▶ _WHAT YOU NEED TO DO_
Return all entries precisely as they stand, without the images.

▶ _PROVIDED RECORDS_

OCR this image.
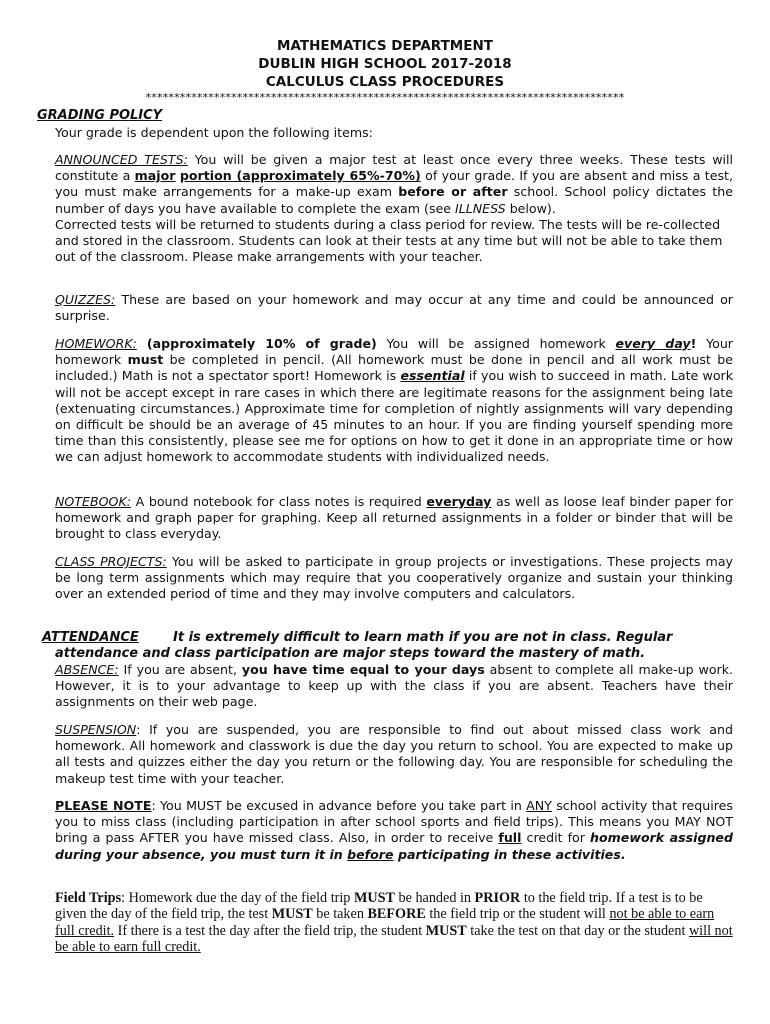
MATHEMATICS DEPARTMENT
DUBLIN HIGH SCHOOL 2017-2018
CALCULUS CLASS PROCEDURES
************************************************************************************
GRADING POLICY
Your grade is dependent upon the following items:
ANNOUNCED TESTS: You will be given a major test at least once every three weeks. These tests will constitute a major portion (approximately 65%-70%) of your grade. If you are absent and miss a test, you must make arrangements for a make-up exam before or after school. School policy dictates the number of days you have available to complete the exam (see ILLNESS below).

Corrected tests will be returned to students during a class period for review. The tests will be re-collected and stored in the classroom. Students can look at their tests at any time but will not be able to take them out of the classroom. Please make arrangements with your teacher.
QUIZZES: These are based on your homework and may occur at any time and could be announced or surprise.
HOMEWORK: (approximately 10% of grade) You will be assigned homework every day! Your homework must be completed in pencil. (All homework must be done in pencil and all work must be included.) Math is not a spectator sport! Homework is essential if you wish to succeed in math. Late work will not be accept except in rare cases in which there are legitimate reasons for the assignment being late (extenuating circumstances.) Approximate time for completion of nightly assignments will vary depending on difficult be should be an average of 45 minutes to an hour. If you are finding yourself spending more time than this consistently, please see me for options on how to get it done in an appropriate time or how we can adjust homework to accommodate students with individualized needs.
NOTEBOOK: A bound notebook for class notes is required everyday as well as loose leaf binder paper for homework and graph paper for graphing. Keep all returned assignments in a folder or binder that will be brought to class everyday.
CLASS PROJECTS: You will be asked to participate in group projects or investigations. These projects may be long term assignments which may require that you cooperatively organize and sustain your thinking over an extended period of time and they may involve computers and calculators.
ATTENDANCE	It is extremely difficult to learn math if you are not in class. Regular
attendance and class participation are major steps toward the mastery of math.
ABSENCE: If you are absent, you have time equal to your days absent to complete all make-up work. However, it is to your advantage to keep up with the class if you are absent. Teachers have their assignments on their web page.
SUSPENSION: If you are suspended, you are responsible to find out about missed class work and homework. All homework and classwork is due the day you return to school. You are expected to make up all tests and quizzes either the day you return or the following day. You are responsible for scheduling the makeup test time with your teacher.
PLEASE NOTE: You MUST be excused in advance before you take part in ANY school activity that requires you to miss class (including participation in after school sports and field trips). This means you MAY NOT bring a pass AFTER you have missed class. Also, in order to receive full credit for homework assigned during your absence, you must turn it in before participating in these activities.
Field Trips: Homework due the day of the field trip MUST be handed in PRIOR to the field trip. If a test is to be given the day of the field trip, the test MUST be taken BEFORE the field trip or the student will not be able to earn full credit. If there is a test the day after the field trip, the student MUST take the test on that day or the student will not be able to earn full credit.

▶ _SOLUTION_
OCR this image.
MATHEMATICS DEPARTMENT
DUBLIN HIGH SCHOOL 2017-2018
CALCULUS CLASS PROCEDURES
************************************************************************************
GRADING POLICY
Your grade is dependent upon the following items:
ANNOUNCED TESTS: You will be given a major test at least once every three weeks. These tests will constitute a major portion (approximately 65%-70%) of your grade. If you are absent and miss a test, you must make arrangements for a make-up exam before or after school. School policy dictates the number of days you have available to complete the exam (see ILLNESS below).

Corrected tests will be returned to students during a class period for review. The tests will be re-collected and stored in the classroom. Students can look at their tests at any time but will not be able to take them out of the classroom. Please make arrangements with your teacher.
QUIZZES: These are based on your homework and may occur at any time and could be announced or surprise.
HOMEWORK: (approximately 10% of grade) You will be assigned homework every day! Your homework must be completed in pencil. (All homework must be done in pencil and all work must be included.) Math is not a spectator sport! Homework is essential if you wish to succeed in math. Late work will not be accept except in rare cases in which there are legitimate reasons for the assignment being late (extenuating circumstances.) Approximate time for completion of nightly assignments will vary depending on difficult be should be an average of 45 minutes to an hour. If you are finding yourself spending more time than this consistently, please see me for options on how to get it done in an appropriate time or how we can adjust homework to accommodate students with individualized needs.
NOTEBOOK: A bound notebook for class notes is required everyday as well as loose leaf binder paper for homework and graph paper for graphing. Keep all returned assignments in a folder or binder that will be brought to class everyday.
CLASS PROJECTS: You will be asked to participate in group projects or investigations. These projects may be long term assignments which may require that you cooperatively organize and sustain your thinking over an extended period of time and they may involve computers and calculators.
ATTENDANCE	It is extremely difficult to learn math if you are not in class. Regular
attendance and class participation are major steps toward the mastery of math.
ABSENCE: If you are absent, you have time equal to your days absent to complete all make-up work. However, it is to your advantage to keep up with the class if you are absent. Teachers have their assignments on their web page.
SUSPENSION: If you are suspended, you are responsible to find out about missed class work and homework. All homework and classwork is due the day you return to school. You are expected to make up all tests and quizzes either the day you return or the following day. You are responsible for scheduling the makeup test time with your teacher.
PLEASE NOTE: You MUST be excused in advance before you take part in ANY school activity that requires you to miss class (including participation in after school sports and field trips). This means you MAY NOT bring a pass AFTER you have missed class. Also, in order to receive full credit for homework assigned during your absence, you must turn it in before participating in these activities.
Field Trips: Homework due the day of the field trip MUST be handed in PRIOR to the field trip. If a test is to be given the day of the field trip, the test MUST be taken BEFORE the field trip or the student will not be able to earn full credit. If there is a test the day after the field trip, the student MUST take the test on that day or the student will not be able to earn full credit.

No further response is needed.